### Records for this exercise

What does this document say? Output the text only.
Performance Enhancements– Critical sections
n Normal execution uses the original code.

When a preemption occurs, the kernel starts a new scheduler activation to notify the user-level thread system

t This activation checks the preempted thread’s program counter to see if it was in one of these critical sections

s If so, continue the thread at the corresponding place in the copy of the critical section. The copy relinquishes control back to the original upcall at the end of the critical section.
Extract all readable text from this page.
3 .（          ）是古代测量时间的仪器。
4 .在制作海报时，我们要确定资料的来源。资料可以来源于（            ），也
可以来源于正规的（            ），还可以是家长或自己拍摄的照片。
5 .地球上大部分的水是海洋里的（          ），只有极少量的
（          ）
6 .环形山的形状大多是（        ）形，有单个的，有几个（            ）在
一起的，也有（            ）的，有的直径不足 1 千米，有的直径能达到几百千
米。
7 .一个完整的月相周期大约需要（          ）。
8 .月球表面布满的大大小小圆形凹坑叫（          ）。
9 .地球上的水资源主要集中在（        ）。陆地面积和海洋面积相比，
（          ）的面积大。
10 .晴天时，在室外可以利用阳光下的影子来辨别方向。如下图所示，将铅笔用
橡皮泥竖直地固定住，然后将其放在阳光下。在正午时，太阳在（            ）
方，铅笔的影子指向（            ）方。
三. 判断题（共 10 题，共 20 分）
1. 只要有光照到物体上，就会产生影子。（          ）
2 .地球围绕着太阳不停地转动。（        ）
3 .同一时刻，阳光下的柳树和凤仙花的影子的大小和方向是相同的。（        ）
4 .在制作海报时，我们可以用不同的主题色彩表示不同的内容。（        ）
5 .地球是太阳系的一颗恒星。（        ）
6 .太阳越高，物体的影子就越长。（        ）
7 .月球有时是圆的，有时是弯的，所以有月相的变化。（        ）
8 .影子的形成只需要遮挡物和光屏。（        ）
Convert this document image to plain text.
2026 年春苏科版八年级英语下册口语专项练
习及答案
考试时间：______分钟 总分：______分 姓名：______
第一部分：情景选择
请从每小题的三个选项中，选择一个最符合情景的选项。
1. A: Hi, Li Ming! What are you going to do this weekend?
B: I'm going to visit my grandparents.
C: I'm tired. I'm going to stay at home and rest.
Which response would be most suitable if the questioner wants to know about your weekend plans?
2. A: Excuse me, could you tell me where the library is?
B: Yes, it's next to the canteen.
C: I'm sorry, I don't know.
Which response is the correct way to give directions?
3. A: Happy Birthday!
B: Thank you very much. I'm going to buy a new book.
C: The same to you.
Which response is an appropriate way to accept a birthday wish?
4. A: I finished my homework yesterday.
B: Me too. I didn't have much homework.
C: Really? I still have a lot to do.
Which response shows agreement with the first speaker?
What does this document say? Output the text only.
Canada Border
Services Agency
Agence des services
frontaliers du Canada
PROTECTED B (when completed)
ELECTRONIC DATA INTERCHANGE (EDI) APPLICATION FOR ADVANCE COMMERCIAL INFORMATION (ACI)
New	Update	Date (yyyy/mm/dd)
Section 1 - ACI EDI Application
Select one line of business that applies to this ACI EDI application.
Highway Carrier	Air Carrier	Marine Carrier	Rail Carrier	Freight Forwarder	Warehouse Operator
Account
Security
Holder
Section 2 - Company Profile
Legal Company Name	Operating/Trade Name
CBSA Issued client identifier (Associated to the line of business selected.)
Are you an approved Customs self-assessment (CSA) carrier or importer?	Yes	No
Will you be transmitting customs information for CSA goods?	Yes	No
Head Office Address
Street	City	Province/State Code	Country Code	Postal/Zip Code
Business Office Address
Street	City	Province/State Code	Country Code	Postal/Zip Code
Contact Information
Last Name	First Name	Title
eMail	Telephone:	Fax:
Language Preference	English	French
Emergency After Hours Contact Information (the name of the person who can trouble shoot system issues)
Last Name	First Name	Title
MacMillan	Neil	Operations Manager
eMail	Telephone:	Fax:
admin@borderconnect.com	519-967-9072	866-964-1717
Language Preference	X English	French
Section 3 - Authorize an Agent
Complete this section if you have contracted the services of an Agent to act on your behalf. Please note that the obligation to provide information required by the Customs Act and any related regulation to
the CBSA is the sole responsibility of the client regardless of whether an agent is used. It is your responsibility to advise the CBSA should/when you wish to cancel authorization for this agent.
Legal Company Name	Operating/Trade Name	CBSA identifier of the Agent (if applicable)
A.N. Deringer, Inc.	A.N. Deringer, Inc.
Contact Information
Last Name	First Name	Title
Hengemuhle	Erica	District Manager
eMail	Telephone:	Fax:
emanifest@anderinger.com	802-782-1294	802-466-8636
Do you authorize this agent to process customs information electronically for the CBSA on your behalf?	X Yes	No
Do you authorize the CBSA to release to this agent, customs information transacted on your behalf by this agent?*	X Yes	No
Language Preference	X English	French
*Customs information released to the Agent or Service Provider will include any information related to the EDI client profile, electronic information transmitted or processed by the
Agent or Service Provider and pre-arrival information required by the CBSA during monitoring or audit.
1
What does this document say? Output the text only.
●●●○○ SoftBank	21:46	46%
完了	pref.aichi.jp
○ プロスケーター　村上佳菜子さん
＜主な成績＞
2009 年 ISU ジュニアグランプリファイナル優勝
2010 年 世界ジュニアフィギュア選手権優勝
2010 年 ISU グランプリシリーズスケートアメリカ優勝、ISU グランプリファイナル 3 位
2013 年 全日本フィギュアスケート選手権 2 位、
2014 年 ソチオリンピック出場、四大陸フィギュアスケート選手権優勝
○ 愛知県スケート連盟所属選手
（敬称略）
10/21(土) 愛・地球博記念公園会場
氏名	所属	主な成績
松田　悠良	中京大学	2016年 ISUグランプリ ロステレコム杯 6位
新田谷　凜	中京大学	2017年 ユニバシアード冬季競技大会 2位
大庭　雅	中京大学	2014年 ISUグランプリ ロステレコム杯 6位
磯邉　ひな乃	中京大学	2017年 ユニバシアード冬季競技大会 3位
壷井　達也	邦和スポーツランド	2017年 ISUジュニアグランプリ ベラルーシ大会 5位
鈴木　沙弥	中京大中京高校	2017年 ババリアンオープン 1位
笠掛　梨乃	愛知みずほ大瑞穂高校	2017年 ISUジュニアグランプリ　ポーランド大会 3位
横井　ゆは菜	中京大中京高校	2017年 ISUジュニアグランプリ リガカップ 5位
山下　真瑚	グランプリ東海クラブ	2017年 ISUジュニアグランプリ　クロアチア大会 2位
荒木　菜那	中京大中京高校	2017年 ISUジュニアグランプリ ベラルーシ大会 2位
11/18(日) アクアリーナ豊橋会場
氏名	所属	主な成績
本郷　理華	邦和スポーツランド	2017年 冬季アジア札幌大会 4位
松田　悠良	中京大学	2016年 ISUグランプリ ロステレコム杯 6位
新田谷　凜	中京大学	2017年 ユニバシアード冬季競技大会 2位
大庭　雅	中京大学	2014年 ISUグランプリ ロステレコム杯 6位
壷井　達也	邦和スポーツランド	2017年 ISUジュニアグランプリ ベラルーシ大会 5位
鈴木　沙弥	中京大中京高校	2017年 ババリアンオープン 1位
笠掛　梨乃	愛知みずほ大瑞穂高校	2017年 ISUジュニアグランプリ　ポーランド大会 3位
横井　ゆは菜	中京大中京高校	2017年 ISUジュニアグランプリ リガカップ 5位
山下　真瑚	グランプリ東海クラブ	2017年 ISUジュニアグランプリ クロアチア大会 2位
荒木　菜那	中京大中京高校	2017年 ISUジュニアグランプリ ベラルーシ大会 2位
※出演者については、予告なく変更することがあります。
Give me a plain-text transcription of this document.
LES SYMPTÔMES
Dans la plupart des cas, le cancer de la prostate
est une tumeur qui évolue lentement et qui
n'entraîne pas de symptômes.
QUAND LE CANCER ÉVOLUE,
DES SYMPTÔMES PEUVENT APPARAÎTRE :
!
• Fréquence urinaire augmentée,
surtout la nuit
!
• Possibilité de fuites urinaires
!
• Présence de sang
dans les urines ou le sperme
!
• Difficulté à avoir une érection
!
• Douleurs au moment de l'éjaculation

######

## Requirements
Look through the entries and return every line where "system" appears.

## Correct output
When a preemption occurs, the kernel starts a new scheduler activation to notify the user-level thread system
Emergency After Hours Contact Information (the name of the person who can trouble shoot system issues)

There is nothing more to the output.